[Aim] Return the listing word for word, as given.

Data entries
------------
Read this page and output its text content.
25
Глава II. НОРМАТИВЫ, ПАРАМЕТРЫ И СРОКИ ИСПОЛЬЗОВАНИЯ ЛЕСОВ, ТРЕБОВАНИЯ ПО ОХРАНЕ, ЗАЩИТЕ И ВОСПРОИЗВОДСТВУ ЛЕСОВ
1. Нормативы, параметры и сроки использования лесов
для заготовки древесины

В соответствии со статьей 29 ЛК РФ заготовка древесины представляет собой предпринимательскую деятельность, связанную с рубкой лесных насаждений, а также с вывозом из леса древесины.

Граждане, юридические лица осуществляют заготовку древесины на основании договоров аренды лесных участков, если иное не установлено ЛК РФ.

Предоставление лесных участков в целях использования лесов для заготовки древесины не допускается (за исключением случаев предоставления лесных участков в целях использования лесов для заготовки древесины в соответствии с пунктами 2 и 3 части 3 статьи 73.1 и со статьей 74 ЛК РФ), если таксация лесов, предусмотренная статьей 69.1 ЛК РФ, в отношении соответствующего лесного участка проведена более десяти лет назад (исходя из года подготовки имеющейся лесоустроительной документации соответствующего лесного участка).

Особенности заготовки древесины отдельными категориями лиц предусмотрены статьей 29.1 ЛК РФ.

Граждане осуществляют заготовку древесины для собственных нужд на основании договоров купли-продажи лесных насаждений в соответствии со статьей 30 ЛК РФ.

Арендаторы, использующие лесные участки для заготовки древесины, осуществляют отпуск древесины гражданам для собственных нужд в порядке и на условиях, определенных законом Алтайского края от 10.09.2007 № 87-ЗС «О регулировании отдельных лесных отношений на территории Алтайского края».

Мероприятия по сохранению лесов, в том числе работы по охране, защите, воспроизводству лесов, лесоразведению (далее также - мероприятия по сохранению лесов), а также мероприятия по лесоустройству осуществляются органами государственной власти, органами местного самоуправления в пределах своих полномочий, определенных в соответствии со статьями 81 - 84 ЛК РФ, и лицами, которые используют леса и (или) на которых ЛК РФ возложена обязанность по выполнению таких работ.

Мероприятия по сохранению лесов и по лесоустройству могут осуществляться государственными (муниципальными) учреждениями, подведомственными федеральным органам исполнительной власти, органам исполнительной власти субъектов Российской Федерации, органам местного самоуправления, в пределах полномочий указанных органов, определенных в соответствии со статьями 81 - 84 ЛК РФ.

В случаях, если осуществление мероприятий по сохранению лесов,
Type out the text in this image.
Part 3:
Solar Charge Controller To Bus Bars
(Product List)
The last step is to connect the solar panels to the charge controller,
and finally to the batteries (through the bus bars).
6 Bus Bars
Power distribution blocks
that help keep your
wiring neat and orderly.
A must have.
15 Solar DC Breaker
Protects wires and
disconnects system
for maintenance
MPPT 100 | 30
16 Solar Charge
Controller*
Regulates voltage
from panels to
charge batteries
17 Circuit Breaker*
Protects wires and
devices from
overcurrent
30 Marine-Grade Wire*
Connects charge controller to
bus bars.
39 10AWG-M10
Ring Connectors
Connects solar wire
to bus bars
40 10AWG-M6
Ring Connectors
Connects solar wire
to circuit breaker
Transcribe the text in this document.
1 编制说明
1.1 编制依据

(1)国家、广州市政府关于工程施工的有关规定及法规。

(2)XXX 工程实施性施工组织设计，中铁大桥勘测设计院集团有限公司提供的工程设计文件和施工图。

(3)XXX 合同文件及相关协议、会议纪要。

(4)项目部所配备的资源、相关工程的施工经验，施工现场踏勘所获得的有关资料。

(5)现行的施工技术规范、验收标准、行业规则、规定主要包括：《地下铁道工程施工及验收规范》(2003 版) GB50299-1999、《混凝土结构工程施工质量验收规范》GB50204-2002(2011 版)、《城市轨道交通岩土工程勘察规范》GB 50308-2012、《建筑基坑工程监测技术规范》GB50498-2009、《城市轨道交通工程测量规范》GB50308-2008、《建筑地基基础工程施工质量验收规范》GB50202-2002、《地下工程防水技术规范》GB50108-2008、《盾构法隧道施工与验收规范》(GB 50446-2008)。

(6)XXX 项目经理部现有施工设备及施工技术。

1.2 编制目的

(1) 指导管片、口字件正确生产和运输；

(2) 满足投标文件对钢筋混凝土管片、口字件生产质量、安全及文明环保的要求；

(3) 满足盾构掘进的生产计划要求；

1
------------
[Answer to this task]
Read this page and output its text content.
25
Глава II. НОРМАТИВЫ, ПАРАМЕТРЫ И СРОКИ ИСПОЛЬЗОВАНИЯ ЛЕСОВ, ТРЕБОВАНИЯ ПО ОХРАНЕ, ЗАЩИТЕ И ВОСПРОИЗВОДСТВУ ЛЕСОВ
1. Нормативы, параметры и сроки использования лесов
для заготовки древесины

В соответствии со статьей 29 ЛК РФ заготовка древесины представляет собой предпринимательскую деятельность, связанную с рубкой лесных насаждений, а также с вывозом из леса древесины.

Граждане, юридические лица осуществляют заготовку древесины на основании договоров аренды лесных участков, если иное не установлено ЛК РФ.

Предоставление лесных участков в целях использования лесов для заготовки древесины не допускается (за исключением случаев предоставления лесных участков в целях использования лесов для заготовки древесины в соответствии с пунктами 2 и 3 части 3 статьи 73.1 и со статьей 74 ЛК РФ), если таксация лесов, предусмотренная статьей 69.1 ЛК РФ, в отношении соответствующего лесного участка проведена более десяти лет назад (исходя из года подготовки имеющейся лесоустроительной документации соответствующего лесного участка).

Особенности заготовки древесины отдельными категориями лиц предусмотрены статьей 29.1 ЛК РФ.

Граждане осуществляют заготовку древесины для собственных нужд на основании договоров купли-продажи лесных насаждений в соответствии со статьей 30 ЛК РФ.

Арендаторы, использующие лесные участки для заготовки древесины, осуществляют отпуск древесины гражданам для собственных нужд в порядке и на условиях, определенных законом Алтайского края от 10.09.2007 № 87-ЗС «О регулировании отдельных лесных отношений на территории Алтайского края».

Мероприятия по сохранению лесов, в том числе работы по охране, защите, воспроизводству лесов, лесоразведению (далее также - мероприятия по сохранению лесов), а также мероприятия по лесоустройству осуществляются органами государственной власти, органами местного самоуправления в пределах своих полномочий, определенных в соответствии со статьями 81 - 84 ЛК РФ, и лицами, которые используют леса и (или) на которых ЛК РФ возложена обязанность по выполнению таких работ.

Мероприятия по сохранению лесов и по лесоустройству могут осуществляться государственными (муниципальными) учреждениями, подведомственными федеральным органам исполнительной власти, органам исполнительной власти субъектов Российской Федерации, органам местного самоуправления, в пределах полномочий указанных органов, определенных в соответствии со статьями 81 - 84 ЛК РФ.

В случаях, если осуществление мероприятий по сохранению лесов,
Type out the text in this image.
Part 3:
Solar Charge Controller To Bus Bars
(Product List)
The last step is to connect the solar panels to the charge controller,
and finally to the batteries (through the bus bars).
6 Bus Bars
Power distribution blocks
that help keep your
wiring neat and orderly.
A must have.
15 Solar DC Breaker
Protects wires and
disconnects system
for maintenance
MPPT 100 | 30
16 Solar Charge
Controller*
Regulates voltage
from panels to
charge batteries
17 Circuit Breaker*
Protects wires and
devices from
overcurrent
30 Marine-Grade Wire*
Connects charge controller to
bus bars.
39 10AWG-M10
Ring Connectors
Connects solar wire
to bus bars
40 10AWG-M6
Ring Connectors
Connects solar wire
to circuit breaker
Transcribe the text in this document.
1 编制说明
1.1 编制依据

(1)国家、广州市政府关于工程施工的有关规定及法规。

(2)XXX 工程实施性施工组织设计，中铁大桥勘测设计院集团有限公司提供的工程设计文件和施工图。

(3)XXX 合同文件及相关协议、会议纪要。

(4)项目部所配备的资源、相关工程的施工经验，施工现场踏勘所获得的有关资料。

(5)现行的施工技术规范、验收标准、行业规则、规定主要包括：《地下铁道工程施工及验收规范》(2003 版) GB50299-1999、《混凝土结构工程施工质量验收规范》GB50204-2002(2011 版)、《城市轨道交通岩土工程勘察规范》GB 50308-2012、《建筑基坑工程监测技术规范》GB50498-2009、《城市轨道交通工程测量规范》GB50308-2008、《建筑地基基础工程施工质量验收规范》GB50202-2002、《地下工程防水技术规范》GB50108-2008、《盾构法隧道施工与验收规范》(GB 50446-2008)。

(6)XXX 项目经理部现有施工设备及施工技术。

1.2 编制目的

(1) 指导管片、口字件正确生产和运输；

(2) 满足投标文件对钢筋混凝土管片、口字件生产质量、安全及文明环保的要求；

(3) 满足盾构掘进的生产计划要求；

1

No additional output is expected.